- _ENTRIES SHOWN_:
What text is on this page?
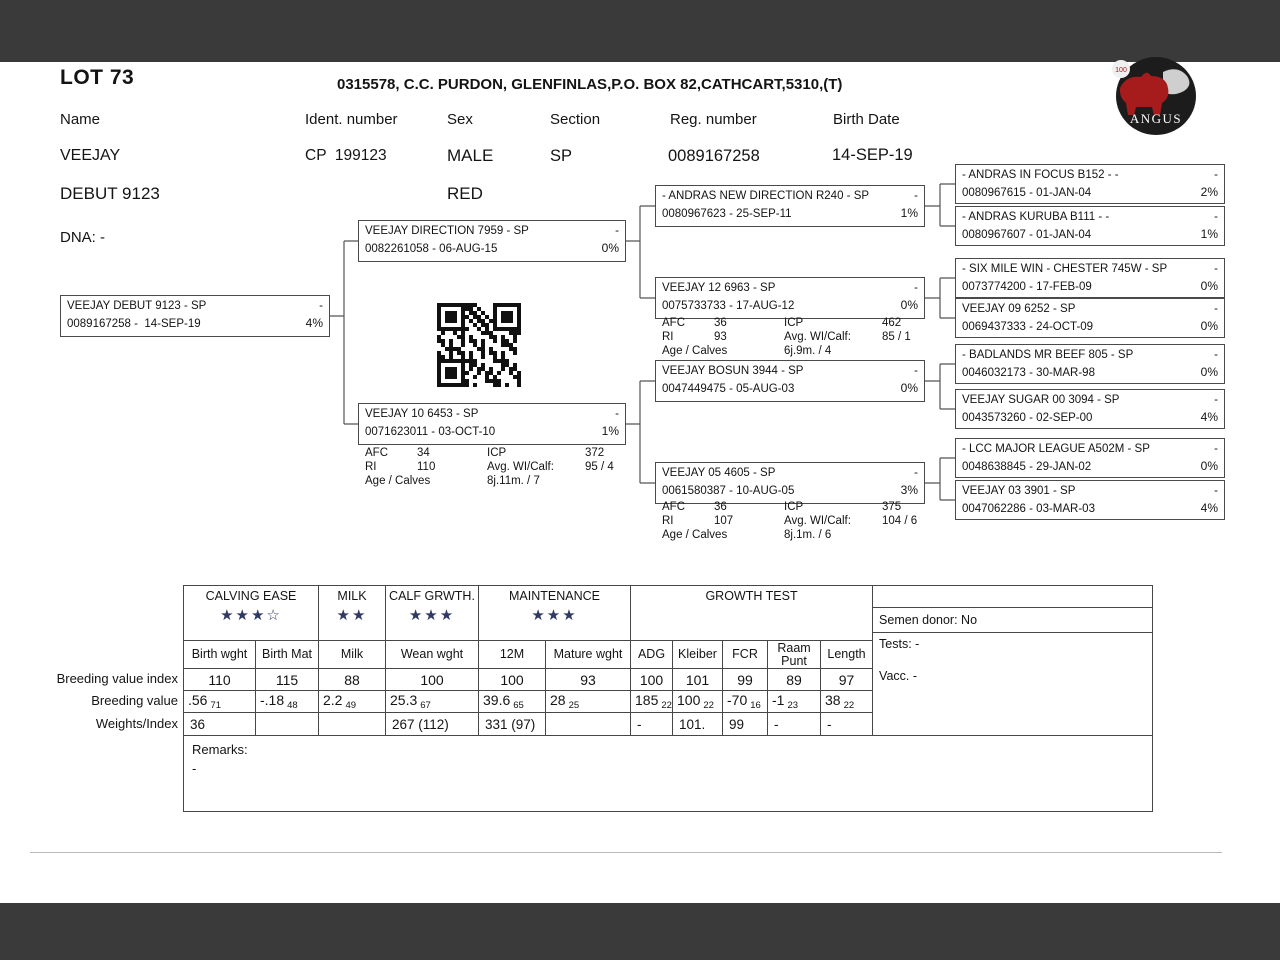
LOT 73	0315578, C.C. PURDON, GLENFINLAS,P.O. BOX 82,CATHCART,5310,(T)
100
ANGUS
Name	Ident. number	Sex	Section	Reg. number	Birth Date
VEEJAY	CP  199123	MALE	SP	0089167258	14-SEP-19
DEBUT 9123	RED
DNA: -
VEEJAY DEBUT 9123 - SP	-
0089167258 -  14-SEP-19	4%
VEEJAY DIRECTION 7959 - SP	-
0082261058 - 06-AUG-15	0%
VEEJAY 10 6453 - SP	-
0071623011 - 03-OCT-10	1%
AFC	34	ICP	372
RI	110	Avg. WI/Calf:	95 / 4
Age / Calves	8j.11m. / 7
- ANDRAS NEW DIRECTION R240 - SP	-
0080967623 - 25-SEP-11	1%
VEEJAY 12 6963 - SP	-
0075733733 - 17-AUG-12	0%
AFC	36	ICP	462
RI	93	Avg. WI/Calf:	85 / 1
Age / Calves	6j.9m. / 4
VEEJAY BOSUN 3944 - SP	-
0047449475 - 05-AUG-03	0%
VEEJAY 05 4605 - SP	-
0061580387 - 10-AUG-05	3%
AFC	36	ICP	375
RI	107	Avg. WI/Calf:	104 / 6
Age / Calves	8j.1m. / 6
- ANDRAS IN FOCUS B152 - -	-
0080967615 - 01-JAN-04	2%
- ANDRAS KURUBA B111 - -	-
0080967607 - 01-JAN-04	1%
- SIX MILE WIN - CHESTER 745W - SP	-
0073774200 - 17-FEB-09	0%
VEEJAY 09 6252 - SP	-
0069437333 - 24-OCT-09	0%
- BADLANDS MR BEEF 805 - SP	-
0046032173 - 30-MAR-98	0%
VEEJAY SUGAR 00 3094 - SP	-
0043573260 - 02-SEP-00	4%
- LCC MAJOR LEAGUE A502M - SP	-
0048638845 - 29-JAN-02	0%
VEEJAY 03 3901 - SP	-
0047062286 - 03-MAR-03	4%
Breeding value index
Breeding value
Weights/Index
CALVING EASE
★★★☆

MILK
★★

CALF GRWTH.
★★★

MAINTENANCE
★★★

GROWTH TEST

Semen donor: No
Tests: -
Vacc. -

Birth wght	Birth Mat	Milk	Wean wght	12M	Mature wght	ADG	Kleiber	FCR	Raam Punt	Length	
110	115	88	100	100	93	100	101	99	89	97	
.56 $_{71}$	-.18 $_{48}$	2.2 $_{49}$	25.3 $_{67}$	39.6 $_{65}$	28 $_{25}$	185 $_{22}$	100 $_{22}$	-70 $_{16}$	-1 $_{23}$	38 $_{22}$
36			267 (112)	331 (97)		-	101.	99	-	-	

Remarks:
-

- _STATED EXERCISE_: Report back each line of the entries that holds the string "Calves".

- _FINISHED TASK_:
Age / Calves	8j.11m. / 7
Age / Calves	6j.9m. / 4
Age / Calves	8j.1m. / 6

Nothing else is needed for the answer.